EXERCISE MATERIALS ::
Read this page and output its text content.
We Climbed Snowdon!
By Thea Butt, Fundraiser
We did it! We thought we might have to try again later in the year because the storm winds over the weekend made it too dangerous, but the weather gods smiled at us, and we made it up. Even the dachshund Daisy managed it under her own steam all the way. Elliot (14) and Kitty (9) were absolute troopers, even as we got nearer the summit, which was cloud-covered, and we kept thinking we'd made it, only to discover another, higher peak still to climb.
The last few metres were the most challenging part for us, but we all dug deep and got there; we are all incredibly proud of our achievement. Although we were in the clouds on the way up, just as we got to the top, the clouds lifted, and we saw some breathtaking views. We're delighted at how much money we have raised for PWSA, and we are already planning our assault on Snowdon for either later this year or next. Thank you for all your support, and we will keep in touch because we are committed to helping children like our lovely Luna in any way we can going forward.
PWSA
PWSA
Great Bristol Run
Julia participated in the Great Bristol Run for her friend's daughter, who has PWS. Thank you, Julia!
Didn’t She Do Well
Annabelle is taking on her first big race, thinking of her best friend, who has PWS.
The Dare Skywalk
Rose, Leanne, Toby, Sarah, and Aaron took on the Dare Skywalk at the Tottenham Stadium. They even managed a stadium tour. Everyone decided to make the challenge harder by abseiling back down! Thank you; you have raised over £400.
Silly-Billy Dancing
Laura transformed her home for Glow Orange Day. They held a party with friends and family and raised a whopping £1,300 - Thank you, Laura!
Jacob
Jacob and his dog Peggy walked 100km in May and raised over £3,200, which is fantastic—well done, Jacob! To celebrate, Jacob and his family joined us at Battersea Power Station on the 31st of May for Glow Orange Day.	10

WORK TO BE COMPLETED :: From the records above, pick out and copy each line holding the word "this".

COMPLETE OUTPUT ::
Read this page and output its text content.
The last few metres were the most challenging part for us, but we all dug deep and got there; we are all incredibly proud of our achievement. Although we were in the clouds on the way up, just as we got to the top, the clouds lifted, and we saw some breathtaking views. We're delighted at how much money we have raised for PWSA, and we are already planning our assault on Snowdon for either later this year or next. Thank you for all your support, and we will keep in touch because we are committed to helping children like our lovely Luna in any way we can going forward.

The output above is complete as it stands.